> **The request**
Each line that holds the word "hyvä" is to be identified and copied.

• • •

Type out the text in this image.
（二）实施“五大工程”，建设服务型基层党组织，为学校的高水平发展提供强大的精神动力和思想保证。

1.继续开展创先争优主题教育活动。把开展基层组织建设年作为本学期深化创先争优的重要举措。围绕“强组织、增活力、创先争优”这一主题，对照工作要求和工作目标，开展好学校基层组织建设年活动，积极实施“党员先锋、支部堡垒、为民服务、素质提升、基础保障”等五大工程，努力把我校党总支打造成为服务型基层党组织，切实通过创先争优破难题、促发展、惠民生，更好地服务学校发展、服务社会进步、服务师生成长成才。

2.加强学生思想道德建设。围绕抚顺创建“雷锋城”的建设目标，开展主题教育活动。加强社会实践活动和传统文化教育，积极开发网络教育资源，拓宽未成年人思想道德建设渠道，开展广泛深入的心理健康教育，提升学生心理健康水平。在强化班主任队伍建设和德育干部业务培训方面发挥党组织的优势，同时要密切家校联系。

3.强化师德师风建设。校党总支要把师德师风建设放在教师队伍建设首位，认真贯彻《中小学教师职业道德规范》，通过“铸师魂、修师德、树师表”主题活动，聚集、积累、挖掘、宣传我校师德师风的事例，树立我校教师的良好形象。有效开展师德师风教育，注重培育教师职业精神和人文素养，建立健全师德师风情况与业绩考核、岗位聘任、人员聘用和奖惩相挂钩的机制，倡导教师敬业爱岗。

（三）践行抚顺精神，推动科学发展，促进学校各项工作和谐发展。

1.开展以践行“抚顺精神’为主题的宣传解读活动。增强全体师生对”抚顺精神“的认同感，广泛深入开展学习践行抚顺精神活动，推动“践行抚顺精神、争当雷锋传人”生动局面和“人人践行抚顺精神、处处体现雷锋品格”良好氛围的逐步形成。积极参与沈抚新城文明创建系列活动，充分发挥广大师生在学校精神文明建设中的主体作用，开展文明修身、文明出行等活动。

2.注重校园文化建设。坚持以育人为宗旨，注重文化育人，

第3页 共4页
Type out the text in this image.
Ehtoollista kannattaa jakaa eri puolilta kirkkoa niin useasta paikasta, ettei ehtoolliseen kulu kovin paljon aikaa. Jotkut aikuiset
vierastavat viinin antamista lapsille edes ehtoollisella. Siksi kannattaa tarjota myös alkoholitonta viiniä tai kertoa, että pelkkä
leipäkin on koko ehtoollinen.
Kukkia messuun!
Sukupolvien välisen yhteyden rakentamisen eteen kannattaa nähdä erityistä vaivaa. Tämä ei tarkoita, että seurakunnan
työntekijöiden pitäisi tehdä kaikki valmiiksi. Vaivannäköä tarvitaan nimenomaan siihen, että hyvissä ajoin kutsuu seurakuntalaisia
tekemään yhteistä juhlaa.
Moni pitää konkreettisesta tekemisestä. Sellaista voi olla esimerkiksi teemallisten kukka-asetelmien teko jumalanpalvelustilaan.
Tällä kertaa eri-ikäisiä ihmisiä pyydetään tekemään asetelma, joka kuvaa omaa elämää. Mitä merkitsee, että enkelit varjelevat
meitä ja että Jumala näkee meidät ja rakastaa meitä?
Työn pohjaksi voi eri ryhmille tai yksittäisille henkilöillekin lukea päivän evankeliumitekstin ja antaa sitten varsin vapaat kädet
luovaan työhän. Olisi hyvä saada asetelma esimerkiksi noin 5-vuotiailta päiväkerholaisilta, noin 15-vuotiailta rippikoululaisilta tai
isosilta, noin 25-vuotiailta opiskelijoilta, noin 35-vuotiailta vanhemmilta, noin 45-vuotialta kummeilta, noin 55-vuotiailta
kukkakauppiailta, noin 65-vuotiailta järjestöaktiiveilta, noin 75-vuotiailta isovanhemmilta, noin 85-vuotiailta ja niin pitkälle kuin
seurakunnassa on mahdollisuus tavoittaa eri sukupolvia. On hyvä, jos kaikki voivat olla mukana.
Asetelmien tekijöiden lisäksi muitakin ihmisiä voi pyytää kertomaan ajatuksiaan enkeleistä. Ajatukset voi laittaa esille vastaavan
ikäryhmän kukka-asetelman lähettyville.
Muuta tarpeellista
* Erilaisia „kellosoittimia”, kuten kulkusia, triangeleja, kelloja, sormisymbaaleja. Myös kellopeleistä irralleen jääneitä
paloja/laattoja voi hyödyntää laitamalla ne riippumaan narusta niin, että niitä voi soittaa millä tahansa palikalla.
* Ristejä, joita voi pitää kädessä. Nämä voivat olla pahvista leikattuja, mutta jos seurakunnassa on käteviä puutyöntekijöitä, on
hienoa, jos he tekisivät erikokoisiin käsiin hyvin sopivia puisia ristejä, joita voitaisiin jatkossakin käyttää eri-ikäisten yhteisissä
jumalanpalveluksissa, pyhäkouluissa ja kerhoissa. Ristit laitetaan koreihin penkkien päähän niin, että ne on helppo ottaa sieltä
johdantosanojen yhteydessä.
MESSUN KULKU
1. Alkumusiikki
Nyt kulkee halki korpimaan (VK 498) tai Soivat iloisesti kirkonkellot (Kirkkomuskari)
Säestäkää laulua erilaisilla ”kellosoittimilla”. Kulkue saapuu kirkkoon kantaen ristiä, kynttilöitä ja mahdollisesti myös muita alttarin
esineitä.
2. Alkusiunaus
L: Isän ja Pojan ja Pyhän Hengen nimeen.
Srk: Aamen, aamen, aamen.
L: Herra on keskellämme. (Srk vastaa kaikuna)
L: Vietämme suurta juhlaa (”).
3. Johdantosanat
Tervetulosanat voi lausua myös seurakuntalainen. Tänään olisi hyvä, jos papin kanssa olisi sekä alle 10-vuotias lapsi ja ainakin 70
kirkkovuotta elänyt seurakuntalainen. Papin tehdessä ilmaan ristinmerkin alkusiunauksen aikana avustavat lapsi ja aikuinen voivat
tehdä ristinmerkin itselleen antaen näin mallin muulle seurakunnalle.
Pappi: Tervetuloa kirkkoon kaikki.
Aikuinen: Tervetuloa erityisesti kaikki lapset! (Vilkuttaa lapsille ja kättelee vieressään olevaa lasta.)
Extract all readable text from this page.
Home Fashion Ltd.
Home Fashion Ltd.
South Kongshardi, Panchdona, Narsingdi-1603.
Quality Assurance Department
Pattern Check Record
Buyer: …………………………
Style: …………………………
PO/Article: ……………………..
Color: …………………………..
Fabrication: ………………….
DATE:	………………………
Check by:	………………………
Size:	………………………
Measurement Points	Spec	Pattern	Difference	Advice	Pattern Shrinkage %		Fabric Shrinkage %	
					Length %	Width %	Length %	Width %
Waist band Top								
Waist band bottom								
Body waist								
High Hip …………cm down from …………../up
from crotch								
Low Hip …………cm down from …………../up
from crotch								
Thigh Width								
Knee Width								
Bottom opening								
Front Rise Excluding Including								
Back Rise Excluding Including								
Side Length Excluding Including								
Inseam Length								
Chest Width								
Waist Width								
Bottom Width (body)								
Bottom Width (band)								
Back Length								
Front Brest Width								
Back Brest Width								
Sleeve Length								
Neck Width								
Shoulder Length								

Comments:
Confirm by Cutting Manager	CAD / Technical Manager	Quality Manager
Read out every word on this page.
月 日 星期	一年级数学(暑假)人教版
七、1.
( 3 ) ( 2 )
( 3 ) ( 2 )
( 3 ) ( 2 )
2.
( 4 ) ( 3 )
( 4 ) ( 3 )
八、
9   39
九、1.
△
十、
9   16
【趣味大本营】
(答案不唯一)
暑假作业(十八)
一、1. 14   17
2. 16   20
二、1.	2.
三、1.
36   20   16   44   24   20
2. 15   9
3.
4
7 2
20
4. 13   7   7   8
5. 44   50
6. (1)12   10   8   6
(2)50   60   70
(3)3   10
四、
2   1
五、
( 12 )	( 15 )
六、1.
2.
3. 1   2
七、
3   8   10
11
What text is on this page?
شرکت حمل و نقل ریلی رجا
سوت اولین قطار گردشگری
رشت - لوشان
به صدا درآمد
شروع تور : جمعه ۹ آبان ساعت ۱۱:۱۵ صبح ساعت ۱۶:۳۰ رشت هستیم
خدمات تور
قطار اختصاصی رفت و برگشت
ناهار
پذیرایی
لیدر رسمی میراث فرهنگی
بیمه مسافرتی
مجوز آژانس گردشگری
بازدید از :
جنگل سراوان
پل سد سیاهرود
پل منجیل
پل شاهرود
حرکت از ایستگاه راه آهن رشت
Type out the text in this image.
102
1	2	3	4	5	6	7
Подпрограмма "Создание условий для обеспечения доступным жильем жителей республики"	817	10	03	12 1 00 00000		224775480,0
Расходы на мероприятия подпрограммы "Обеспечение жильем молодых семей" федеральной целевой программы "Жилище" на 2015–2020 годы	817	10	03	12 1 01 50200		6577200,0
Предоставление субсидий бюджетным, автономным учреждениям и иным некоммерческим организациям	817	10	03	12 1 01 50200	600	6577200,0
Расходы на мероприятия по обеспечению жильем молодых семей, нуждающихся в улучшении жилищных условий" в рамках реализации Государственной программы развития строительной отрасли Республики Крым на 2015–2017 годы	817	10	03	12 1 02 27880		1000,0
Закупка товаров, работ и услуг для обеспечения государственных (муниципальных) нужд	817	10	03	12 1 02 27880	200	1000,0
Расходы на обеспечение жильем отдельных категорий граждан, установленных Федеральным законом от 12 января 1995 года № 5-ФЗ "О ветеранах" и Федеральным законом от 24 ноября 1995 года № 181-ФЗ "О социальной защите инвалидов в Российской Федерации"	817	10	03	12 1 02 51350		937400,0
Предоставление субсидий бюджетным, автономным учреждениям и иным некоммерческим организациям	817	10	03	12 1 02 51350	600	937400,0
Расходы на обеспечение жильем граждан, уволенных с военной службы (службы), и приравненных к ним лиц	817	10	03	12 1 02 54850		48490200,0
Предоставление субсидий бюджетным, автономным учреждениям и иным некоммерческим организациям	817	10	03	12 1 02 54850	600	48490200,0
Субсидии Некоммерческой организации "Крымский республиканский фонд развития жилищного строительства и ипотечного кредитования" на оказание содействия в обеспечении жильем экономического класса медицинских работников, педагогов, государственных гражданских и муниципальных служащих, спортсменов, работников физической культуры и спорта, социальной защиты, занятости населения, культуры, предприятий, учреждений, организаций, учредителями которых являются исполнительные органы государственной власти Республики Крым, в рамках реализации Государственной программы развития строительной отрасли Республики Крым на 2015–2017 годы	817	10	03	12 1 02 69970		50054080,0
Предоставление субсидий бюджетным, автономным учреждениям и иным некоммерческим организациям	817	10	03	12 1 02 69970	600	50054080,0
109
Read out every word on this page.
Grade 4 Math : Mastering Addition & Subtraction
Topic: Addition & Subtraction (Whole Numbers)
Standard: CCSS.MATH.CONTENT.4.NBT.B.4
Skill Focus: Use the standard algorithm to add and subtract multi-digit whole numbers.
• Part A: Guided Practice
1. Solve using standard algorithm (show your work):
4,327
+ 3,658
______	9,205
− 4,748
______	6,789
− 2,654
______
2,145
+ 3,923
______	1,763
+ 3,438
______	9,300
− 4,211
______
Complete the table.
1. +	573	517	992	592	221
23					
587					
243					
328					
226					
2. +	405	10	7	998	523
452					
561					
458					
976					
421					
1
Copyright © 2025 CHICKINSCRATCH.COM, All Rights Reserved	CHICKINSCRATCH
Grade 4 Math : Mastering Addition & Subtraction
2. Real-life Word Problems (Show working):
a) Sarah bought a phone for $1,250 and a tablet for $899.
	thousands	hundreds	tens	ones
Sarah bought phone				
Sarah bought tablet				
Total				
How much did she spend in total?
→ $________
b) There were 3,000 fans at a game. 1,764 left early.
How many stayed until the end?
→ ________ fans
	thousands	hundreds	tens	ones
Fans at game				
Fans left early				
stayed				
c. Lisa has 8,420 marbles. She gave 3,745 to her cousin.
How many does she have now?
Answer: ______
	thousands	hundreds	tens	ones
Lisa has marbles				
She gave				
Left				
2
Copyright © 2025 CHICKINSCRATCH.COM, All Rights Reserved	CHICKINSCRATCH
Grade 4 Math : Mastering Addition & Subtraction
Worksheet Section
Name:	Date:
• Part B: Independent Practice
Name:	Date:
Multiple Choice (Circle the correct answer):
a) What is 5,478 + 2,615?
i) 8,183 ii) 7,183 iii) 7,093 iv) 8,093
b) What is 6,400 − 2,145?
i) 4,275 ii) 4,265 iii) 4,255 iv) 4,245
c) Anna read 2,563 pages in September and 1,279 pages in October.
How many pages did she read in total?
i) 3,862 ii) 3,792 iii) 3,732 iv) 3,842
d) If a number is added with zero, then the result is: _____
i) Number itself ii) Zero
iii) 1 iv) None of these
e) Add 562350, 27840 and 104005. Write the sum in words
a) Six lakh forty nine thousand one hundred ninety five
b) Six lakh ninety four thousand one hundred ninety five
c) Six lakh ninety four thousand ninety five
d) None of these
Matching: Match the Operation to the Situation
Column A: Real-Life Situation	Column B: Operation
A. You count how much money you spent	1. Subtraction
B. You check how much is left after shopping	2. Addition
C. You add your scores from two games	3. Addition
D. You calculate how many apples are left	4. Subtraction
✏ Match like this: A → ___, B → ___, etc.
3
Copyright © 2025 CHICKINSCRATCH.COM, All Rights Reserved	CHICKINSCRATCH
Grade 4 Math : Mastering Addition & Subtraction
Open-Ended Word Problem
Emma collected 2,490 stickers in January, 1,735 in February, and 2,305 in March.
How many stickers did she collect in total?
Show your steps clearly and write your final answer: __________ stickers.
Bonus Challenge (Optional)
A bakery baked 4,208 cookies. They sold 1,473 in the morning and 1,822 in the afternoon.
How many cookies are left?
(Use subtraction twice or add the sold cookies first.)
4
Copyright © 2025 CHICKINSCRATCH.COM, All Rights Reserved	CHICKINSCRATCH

• • •

> **Correct answer**
luovaan työhän. Olisi hyvä saada asetelma esimerkiksi noin 5-vuotiailta päiväkerholaisilta, noin 15-vuotiailta rippikoululaisilta tai
seurakunnassa on mahdollisuus tavoittaa eri sukupolvia. On hyvä, jos kaikki voivat olla mukana.
Tervetulosanat voi lausua myös seurakuntalainen. Tänään olisi hyvä, jos papin kanssa olisi sekä alle 10-vuotias lapsi ja ainakin 70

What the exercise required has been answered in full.